DESCRIPTION OF THE TASK = Lift every line from the entries that includes the word "text".

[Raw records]
━━━━━━━━━━━━━━━━━━━━━━━━━━━━━━

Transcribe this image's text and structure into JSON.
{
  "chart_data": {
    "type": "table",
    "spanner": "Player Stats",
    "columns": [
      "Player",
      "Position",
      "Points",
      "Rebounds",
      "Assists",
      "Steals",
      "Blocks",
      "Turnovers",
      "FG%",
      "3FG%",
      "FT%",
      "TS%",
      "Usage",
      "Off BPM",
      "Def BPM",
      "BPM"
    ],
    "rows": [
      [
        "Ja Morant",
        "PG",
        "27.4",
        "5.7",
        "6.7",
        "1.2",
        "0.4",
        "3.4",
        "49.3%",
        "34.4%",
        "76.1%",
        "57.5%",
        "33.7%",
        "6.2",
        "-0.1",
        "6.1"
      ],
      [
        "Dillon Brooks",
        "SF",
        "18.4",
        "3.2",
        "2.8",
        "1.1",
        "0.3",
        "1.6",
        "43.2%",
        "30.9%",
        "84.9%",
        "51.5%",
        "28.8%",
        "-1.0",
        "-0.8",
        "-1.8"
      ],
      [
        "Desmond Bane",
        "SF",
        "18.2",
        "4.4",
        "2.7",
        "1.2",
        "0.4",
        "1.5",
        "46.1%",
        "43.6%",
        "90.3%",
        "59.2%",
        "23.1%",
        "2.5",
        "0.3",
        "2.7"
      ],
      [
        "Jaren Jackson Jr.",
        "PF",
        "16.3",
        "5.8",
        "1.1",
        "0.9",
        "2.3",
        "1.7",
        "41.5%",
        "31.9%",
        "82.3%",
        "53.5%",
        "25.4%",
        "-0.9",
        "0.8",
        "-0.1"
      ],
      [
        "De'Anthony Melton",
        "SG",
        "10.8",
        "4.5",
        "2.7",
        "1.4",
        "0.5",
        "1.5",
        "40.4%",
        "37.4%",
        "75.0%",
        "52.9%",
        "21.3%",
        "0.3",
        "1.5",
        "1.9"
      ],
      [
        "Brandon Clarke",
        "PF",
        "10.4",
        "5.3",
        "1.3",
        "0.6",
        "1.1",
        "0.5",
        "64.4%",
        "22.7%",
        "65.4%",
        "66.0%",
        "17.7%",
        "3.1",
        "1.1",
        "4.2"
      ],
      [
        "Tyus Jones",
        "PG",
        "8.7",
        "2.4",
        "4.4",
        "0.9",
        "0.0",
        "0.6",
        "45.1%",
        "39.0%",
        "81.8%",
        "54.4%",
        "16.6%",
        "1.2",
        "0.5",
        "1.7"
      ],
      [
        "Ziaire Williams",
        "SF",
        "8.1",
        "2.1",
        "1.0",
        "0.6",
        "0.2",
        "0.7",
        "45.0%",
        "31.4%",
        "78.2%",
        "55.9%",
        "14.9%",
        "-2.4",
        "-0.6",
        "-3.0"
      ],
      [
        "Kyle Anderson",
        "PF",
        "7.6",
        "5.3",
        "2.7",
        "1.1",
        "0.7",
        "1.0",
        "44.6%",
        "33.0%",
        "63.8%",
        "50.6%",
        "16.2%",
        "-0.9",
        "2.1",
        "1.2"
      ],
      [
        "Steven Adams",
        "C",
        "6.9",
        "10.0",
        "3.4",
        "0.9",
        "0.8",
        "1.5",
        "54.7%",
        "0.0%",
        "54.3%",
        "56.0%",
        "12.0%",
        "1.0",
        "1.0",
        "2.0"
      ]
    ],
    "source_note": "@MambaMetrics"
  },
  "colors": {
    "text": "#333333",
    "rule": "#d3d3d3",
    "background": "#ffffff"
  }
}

━━━━━━━━━━━━━━━━━━━━━━━━━━━━━━

REPLY TO THE TASK =
Transcribe this image's text and structure into JSON.
    "text": "#333333",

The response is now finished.